- [What you should do]:
Scan the material that follows. Copy every line containing the word "Median".

• • • • •

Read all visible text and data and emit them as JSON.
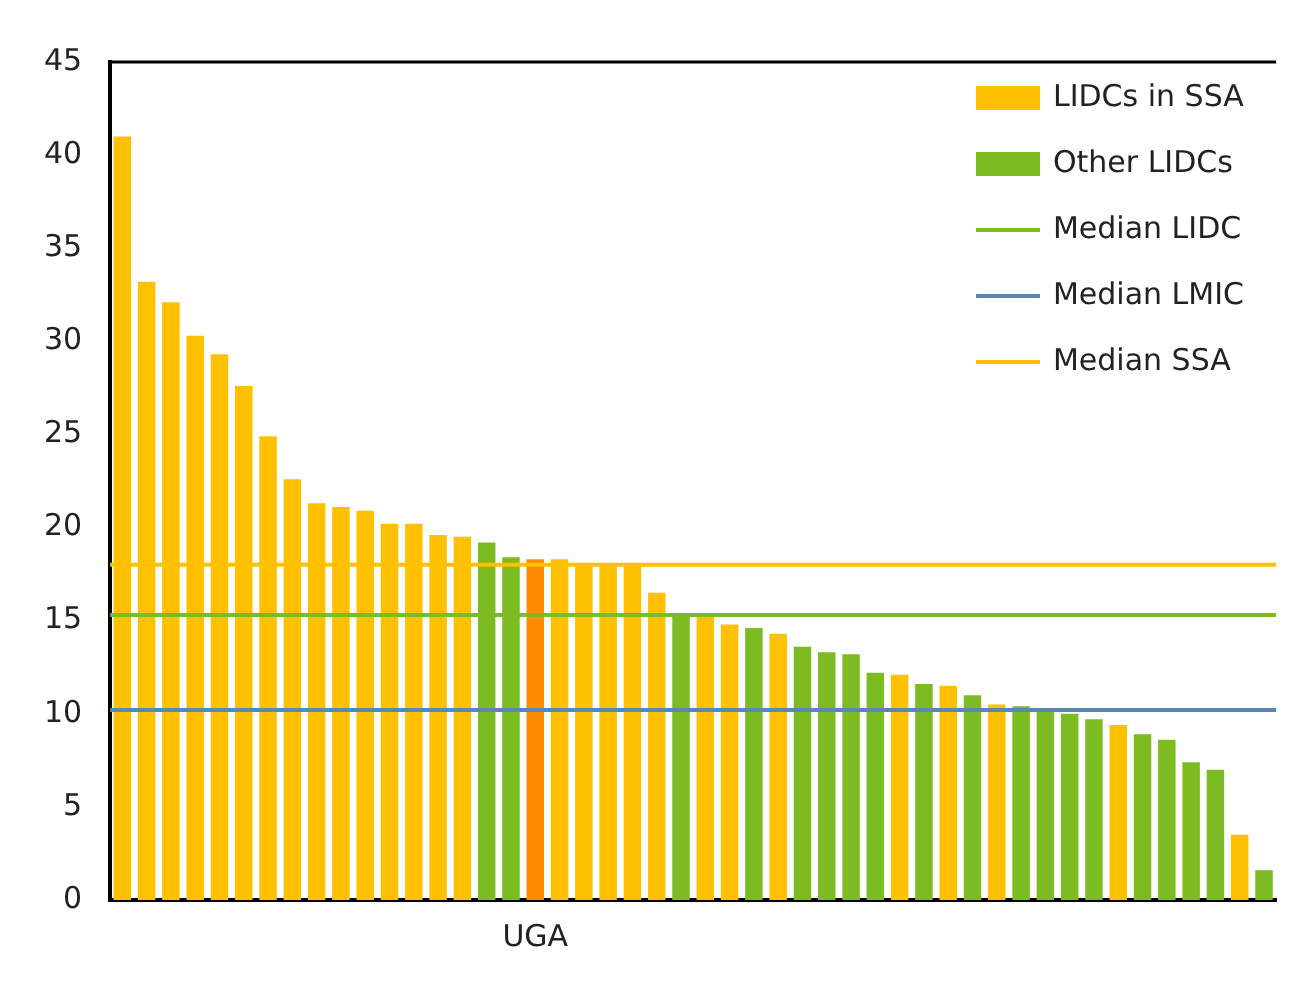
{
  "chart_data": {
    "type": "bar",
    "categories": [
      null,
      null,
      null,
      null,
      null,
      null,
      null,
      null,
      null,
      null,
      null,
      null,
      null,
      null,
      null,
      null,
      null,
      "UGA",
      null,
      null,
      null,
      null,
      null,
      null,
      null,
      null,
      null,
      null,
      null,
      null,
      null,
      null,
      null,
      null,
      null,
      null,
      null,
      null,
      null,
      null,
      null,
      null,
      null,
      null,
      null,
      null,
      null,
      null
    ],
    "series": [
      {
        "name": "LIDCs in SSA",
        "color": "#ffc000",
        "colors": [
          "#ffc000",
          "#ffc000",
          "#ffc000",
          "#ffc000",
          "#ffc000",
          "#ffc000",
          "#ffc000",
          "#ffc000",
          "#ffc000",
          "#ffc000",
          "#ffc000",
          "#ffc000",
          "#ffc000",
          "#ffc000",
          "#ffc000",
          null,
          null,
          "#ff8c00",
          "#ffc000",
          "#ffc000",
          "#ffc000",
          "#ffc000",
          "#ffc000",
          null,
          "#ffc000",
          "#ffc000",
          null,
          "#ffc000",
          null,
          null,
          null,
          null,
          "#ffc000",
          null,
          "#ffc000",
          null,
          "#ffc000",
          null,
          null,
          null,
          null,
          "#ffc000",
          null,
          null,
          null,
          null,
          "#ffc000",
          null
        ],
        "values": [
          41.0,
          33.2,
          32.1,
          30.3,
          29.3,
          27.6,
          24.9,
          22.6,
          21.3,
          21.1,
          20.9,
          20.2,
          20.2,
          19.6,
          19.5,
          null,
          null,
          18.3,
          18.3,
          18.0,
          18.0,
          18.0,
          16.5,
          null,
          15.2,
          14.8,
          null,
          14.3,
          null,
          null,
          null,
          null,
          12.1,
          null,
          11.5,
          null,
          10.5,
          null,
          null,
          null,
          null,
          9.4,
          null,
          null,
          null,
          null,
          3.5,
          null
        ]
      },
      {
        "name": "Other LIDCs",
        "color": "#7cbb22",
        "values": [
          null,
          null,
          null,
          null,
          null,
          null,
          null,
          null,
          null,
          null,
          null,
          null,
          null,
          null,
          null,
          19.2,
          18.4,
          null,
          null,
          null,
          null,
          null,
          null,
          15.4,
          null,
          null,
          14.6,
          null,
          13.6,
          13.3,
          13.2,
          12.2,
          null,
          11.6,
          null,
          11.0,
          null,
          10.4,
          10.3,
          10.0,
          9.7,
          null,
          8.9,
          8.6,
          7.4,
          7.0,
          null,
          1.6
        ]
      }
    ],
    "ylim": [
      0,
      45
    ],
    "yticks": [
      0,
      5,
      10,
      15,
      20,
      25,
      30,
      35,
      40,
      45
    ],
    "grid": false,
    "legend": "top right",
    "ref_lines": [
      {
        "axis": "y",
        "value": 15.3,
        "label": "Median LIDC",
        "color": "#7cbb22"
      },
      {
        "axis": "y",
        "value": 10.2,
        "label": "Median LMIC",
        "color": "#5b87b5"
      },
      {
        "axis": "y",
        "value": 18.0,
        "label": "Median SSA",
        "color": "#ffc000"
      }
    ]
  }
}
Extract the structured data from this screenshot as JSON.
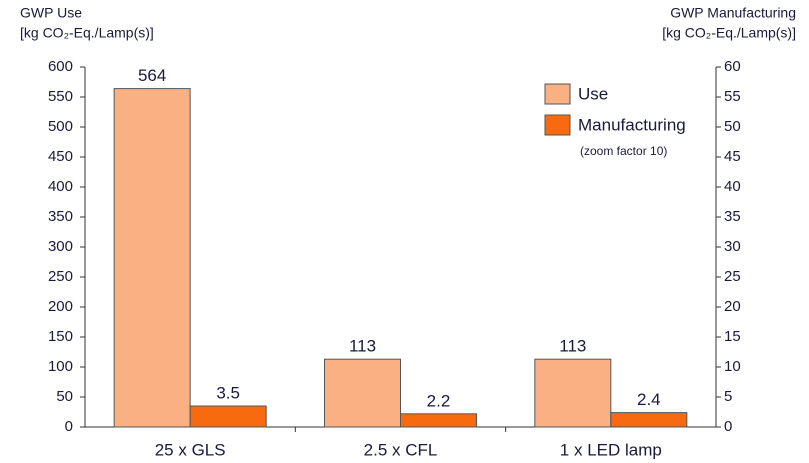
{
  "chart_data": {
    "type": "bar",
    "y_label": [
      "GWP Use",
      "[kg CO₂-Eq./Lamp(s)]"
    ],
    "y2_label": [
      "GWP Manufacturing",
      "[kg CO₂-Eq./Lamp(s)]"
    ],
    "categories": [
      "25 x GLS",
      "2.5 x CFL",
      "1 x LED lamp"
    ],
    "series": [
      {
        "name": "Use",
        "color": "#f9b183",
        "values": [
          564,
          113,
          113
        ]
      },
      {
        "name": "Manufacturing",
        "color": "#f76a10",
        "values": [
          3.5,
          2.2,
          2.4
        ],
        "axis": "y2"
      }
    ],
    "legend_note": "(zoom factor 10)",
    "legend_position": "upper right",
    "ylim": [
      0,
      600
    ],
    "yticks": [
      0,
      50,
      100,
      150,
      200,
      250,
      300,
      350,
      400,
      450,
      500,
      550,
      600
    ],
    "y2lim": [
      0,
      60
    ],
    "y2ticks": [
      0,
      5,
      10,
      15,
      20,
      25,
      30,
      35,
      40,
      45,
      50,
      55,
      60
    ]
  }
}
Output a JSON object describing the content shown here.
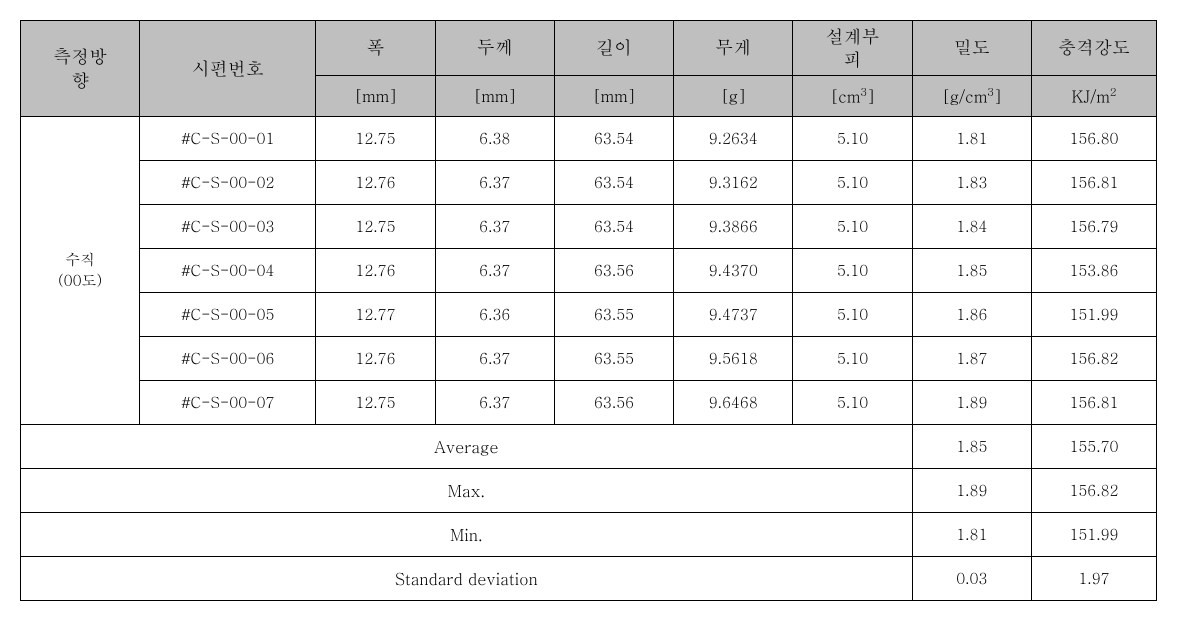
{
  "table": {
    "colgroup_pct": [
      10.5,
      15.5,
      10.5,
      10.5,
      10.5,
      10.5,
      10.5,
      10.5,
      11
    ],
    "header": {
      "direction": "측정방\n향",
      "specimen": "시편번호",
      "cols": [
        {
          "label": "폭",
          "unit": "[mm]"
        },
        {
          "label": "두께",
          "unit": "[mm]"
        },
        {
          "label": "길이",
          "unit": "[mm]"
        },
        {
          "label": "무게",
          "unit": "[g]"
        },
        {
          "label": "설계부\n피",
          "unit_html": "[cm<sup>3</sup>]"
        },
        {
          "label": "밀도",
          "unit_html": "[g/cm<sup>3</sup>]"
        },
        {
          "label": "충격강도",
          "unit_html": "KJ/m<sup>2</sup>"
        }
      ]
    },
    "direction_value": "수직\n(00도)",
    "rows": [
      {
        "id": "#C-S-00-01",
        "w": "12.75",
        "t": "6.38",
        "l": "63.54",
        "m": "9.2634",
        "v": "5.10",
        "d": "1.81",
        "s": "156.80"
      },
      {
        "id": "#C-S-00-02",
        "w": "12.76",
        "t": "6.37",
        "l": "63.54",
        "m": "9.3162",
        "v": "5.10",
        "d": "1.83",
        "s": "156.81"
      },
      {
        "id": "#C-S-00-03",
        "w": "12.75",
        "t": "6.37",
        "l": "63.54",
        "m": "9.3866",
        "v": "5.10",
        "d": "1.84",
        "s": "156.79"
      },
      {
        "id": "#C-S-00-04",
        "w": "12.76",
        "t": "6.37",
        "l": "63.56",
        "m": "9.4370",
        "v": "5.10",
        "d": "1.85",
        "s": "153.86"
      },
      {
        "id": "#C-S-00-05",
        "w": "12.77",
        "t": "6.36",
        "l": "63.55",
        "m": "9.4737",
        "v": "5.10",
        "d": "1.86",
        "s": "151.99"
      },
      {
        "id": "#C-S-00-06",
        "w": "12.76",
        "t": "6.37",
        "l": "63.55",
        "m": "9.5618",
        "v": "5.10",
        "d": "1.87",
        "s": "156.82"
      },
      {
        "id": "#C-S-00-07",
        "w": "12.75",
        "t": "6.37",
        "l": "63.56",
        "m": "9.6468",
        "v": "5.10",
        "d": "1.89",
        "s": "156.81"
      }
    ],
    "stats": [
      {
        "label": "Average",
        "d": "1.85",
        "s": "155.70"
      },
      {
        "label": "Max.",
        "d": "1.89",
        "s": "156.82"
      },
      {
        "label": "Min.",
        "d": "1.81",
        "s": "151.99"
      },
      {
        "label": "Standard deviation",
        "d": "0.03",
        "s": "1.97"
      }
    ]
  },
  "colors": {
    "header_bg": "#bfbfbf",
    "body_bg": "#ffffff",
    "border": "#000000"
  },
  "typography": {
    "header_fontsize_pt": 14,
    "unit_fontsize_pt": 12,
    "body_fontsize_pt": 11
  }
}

• • • • •

- [The answer]:
        "label": "Median LIDC",
        "label": "Median LMIC",
        "label": "Median SSA",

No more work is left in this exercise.